Structured figure records

——————

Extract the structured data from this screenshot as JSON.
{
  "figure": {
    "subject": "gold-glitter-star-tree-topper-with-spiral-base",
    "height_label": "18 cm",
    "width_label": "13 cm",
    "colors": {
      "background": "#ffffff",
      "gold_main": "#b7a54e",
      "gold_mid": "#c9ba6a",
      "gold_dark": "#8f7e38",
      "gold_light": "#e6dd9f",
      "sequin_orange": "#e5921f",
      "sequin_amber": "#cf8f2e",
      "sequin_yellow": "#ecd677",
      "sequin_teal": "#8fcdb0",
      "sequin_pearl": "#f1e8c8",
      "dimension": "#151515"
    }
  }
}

——————

Transcribe the material above word for word.

**Task result**
Extract the structured data from this screenshot as JSON.
{
  "figure": {
    "subject": "gold-glitter-star-tree-topper-with-spiral-base",
    "height_label": "18 cm",
    "width_label": "13 cm",
    "colors": {
      "background": "#ffffff",
      "gold_main": "#b7a54e",
      "gold_mid": "#c9ba6a",
      "gold_dark": "#8f7e38",
      "gold_light": "#e6dd9f",
      "sequin_orange": "#e5921f",
      "sequin_amber": "#cf8f2e",
      "sequin_yellow": "#ecd677",
      "sequin_teal": "#8fcdb0",
      "sequin_pearl": "#f1e8c8",
      "dimension": "#151515"
    }
  }
}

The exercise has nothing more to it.